■ Aim of the exercise
Gather from the material every line that contains the string "What".

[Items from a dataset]
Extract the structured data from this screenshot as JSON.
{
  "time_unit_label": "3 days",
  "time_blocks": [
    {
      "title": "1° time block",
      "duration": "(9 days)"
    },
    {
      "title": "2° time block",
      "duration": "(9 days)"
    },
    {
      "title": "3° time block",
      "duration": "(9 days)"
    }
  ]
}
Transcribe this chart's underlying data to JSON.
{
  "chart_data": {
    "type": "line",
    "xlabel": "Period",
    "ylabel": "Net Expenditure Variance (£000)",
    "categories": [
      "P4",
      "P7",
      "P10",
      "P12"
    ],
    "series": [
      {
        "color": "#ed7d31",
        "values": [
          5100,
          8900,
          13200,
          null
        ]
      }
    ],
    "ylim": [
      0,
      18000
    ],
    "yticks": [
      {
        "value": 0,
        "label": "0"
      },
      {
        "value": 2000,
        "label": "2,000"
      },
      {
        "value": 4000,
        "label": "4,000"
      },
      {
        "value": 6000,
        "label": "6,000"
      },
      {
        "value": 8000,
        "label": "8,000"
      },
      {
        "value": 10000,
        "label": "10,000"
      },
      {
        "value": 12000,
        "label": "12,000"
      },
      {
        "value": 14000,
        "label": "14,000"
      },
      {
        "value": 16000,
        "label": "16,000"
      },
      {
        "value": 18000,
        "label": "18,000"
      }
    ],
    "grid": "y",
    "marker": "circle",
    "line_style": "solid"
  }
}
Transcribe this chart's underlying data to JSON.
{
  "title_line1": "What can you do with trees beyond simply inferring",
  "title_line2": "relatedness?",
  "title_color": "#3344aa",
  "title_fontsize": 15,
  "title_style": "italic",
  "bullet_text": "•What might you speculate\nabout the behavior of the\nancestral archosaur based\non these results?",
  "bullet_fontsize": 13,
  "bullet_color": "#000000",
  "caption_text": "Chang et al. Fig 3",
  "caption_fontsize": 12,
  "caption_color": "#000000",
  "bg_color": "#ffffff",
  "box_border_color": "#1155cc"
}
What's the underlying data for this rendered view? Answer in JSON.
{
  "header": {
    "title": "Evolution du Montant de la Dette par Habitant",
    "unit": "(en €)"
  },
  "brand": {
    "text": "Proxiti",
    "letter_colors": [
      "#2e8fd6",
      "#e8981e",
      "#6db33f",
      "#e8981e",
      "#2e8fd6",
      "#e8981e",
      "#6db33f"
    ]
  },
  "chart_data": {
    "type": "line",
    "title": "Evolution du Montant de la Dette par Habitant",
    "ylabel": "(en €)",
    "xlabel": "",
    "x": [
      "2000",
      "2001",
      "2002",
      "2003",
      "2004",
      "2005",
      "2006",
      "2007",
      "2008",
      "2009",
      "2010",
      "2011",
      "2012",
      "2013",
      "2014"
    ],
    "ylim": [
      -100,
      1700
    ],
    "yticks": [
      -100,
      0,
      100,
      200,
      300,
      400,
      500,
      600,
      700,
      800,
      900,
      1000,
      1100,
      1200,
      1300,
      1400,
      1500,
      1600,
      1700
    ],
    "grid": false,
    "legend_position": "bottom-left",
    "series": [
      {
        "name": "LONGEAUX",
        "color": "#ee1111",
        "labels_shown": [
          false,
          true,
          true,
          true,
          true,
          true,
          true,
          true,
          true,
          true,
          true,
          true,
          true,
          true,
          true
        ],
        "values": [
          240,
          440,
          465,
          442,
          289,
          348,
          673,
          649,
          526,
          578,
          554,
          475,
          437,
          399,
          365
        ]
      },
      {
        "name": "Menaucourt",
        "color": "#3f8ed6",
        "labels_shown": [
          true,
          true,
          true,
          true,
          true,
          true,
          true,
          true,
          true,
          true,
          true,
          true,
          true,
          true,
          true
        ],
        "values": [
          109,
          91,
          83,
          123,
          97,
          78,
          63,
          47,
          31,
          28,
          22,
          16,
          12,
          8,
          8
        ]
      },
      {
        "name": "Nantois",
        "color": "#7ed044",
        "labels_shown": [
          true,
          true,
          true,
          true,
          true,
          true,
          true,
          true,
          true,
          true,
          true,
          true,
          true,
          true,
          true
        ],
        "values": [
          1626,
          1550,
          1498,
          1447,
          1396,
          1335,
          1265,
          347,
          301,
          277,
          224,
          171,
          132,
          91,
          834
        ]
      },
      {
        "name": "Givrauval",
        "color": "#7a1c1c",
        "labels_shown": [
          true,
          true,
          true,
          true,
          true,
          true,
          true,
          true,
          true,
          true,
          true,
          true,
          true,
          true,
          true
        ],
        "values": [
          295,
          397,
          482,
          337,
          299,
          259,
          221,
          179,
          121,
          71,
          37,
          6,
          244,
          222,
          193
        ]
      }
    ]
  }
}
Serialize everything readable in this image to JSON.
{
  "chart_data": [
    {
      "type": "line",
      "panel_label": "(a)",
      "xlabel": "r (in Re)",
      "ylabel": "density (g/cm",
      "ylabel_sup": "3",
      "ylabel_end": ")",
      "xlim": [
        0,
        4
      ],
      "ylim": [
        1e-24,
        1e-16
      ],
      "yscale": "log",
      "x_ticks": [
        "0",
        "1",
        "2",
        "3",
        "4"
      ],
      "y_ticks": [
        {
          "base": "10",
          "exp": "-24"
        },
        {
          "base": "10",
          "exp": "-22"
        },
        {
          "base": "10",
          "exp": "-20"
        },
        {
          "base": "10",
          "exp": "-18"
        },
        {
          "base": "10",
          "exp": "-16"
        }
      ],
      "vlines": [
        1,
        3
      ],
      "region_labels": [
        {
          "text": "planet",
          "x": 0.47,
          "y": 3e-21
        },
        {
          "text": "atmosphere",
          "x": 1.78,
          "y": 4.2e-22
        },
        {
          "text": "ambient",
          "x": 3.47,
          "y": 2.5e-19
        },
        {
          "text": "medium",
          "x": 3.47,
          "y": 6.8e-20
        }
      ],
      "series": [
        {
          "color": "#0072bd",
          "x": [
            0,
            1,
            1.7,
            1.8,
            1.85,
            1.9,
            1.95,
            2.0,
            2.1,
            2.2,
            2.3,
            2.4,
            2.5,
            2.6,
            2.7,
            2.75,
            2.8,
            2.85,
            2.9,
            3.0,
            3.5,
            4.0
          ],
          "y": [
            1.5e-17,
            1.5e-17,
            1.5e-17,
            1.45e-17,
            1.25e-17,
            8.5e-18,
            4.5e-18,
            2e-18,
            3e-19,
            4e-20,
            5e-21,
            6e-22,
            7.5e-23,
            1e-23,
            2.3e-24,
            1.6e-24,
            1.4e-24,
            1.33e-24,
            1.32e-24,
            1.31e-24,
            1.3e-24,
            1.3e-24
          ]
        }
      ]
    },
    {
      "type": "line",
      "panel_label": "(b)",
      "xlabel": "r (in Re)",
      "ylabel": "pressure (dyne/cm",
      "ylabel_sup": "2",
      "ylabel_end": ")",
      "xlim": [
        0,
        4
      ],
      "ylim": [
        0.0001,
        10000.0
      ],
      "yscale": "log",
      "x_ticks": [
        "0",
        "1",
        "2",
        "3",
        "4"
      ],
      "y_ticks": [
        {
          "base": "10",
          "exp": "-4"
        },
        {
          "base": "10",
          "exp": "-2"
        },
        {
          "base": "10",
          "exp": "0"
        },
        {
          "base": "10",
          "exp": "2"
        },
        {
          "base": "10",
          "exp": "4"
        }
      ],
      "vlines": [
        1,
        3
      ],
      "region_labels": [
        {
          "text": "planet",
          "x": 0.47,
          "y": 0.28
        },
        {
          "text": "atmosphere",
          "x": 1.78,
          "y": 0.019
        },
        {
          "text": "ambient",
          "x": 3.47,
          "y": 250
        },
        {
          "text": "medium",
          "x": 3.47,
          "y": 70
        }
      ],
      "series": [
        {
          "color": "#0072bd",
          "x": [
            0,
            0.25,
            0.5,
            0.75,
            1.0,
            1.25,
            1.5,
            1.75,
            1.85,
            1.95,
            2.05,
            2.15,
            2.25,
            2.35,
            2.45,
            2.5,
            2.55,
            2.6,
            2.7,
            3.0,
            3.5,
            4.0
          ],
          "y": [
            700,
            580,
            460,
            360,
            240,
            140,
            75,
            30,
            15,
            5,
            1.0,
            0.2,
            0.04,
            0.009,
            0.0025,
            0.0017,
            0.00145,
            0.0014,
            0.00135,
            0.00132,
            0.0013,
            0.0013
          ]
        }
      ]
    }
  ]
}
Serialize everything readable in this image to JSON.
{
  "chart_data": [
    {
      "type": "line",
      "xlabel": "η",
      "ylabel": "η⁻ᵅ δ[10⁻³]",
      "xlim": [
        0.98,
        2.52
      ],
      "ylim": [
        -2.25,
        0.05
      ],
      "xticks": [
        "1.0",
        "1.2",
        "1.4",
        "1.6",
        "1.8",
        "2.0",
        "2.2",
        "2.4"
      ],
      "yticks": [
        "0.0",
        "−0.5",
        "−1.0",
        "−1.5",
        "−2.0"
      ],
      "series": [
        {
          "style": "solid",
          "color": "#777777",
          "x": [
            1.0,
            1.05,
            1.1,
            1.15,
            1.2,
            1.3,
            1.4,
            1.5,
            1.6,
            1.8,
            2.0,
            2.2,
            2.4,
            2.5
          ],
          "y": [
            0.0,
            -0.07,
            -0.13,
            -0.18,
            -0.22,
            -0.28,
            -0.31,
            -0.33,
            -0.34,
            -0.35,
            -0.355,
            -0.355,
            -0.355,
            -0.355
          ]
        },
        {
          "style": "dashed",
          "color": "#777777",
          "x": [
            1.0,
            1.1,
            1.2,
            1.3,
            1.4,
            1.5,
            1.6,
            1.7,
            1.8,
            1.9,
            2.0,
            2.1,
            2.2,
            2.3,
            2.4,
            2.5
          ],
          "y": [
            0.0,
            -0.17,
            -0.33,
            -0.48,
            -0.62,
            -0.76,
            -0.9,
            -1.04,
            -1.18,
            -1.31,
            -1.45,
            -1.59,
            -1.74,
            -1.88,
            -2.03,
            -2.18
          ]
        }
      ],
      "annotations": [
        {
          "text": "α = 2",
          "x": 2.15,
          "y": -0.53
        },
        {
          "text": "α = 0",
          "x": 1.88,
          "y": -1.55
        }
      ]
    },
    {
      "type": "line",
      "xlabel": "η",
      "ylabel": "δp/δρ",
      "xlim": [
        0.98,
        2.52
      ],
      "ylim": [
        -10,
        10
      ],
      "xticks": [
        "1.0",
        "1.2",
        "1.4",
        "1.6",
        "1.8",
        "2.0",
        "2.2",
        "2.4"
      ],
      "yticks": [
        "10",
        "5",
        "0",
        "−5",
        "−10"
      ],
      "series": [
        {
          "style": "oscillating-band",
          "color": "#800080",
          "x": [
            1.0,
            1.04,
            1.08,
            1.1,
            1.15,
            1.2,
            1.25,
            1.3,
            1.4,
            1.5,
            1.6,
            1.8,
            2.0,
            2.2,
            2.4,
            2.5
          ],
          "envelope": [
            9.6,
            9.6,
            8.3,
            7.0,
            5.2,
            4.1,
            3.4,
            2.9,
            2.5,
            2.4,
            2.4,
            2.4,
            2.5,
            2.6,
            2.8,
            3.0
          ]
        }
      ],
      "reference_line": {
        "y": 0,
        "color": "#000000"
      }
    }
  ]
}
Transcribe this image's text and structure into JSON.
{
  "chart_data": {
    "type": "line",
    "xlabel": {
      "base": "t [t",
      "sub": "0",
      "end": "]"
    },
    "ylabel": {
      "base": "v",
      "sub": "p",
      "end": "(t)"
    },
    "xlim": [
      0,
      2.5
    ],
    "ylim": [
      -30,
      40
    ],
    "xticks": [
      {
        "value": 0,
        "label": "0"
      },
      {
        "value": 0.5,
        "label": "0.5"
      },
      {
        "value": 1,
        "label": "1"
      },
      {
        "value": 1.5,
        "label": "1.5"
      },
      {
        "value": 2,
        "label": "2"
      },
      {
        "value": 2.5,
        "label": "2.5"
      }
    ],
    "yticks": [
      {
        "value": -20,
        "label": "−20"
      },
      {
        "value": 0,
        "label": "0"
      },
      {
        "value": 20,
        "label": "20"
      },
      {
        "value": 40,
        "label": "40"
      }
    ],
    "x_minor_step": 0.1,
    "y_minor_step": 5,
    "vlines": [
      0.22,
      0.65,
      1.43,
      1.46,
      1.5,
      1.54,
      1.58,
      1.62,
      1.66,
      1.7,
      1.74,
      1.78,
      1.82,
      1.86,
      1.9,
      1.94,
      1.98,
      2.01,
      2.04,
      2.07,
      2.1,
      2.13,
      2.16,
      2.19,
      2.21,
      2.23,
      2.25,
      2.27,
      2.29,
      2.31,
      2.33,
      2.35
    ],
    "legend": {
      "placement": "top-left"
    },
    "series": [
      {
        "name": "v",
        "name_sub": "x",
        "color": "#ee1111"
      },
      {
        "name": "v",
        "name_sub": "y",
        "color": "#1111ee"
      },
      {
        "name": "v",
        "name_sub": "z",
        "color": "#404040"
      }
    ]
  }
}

■ Answer to this exercise
  "title_line1": "What can you do with trees beyond simply inferring",
  "bullet_text": "•What might you speculate\nabout the behavior of the\nancestral archosaur based\non these results?",
What's the underlying data for this rendered view? Answer in JSON.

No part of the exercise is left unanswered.